◆ **The exercise**: Can you copy every row of the dataset excerpt below exactly, line for line, without changing anything?

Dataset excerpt
[start]
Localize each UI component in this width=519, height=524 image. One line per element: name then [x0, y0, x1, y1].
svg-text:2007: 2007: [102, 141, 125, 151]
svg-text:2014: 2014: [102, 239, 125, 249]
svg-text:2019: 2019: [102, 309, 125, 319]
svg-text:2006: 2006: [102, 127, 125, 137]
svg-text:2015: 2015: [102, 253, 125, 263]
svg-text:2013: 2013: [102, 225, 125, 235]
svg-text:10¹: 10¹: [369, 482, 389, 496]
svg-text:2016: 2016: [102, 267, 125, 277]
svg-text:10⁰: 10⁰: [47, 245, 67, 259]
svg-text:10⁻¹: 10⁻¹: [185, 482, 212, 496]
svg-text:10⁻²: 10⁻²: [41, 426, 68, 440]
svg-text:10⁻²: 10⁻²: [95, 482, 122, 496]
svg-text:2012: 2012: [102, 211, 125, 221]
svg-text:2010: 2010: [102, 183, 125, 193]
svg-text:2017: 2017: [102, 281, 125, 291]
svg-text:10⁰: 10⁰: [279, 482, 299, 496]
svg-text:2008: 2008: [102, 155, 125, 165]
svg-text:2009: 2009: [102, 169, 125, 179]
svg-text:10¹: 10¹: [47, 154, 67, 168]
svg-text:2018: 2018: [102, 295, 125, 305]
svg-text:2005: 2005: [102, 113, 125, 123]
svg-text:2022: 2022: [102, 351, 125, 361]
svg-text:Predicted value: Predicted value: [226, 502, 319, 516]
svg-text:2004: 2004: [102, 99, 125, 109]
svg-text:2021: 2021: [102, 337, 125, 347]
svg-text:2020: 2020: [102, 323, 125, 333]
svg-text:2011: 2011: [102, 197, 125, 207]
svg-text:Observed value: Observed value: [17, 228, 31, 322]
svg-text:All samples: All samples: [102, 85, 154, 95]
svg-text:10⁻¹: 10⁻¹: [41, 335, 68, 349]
[end]
◆ **The output**:
Localize each UI component in this width=519, height=524 image. One line per element: name then [x0, y0, x1, y1].
svg-text:2007: 2007: [102, 141, 125, 151]
svg-text:2014: 2014: [102, 239, 125, 249]
svg-text:2019: 2019: [102, 309, 125, 319]
svg-text:2006: 2006: [102, 127, 125, 137]
svg-text:2015: 2015: [102, 253, 125, 263]
svg-text:2013: 2013: [102, 225, 125, 235]
svg-text:10¹: 10¹: [369, 482, 389, 496]
svg-text:2016: 2016: [102, 267, 125, 277]
svg-text:10⁰: 10⁰: [47, 245, 67, 259]
svg-text:10⁻¹: 10⁻¹: [185, 482, 212, 496]
svg-text:10⁻²: 10⁻²: [41, 426, 68, 440]
svg-text:10⁻²: 10⁻²: [95, 482, 122, 496]
svg-text:2012: 2012: [102, 211, 125, 221]
svg-text:2010: 2010: [102, 183, 125, 193]
svg-text:2017: 2017: [102, 281, 125, 291]
svg-text:10⁰: 10⁰: [279, 482, 299, 496]
svg-text:2008: 2008: [102, 155, 125, 165]
svg-text:2009: 2009: [102, 169, 125, 179]
svg-text:10¹: 10¹: [47, 154, 67, 168]
svg-text:2018: 2018: [102, 295, 125, 305]
svg-text:2005: 2005: [102, 113, 125, 123]
svg-text:2022: 2022: [102, 351, 125, 361]
svg-text:Predicted value: Predicted value: [226, 502, 319, 516]
svg-text:2004: 2004: [102, 99, 125, 109]
svg-text:2021: 2021: [102, 337, 125, 347]
svg-text:2020: 2020: [102, 323, 125, 333]
svg-text:2011: 2011: [102, 197, 125, 207]
svg-text:Observed value: Observed value: [17, 228, 31, 322]
svg-text:All samples: All samples: [102, 85, 154, 95]
svg-text:10⁻¹: 10⁻¹: [41, 335, 68, 349]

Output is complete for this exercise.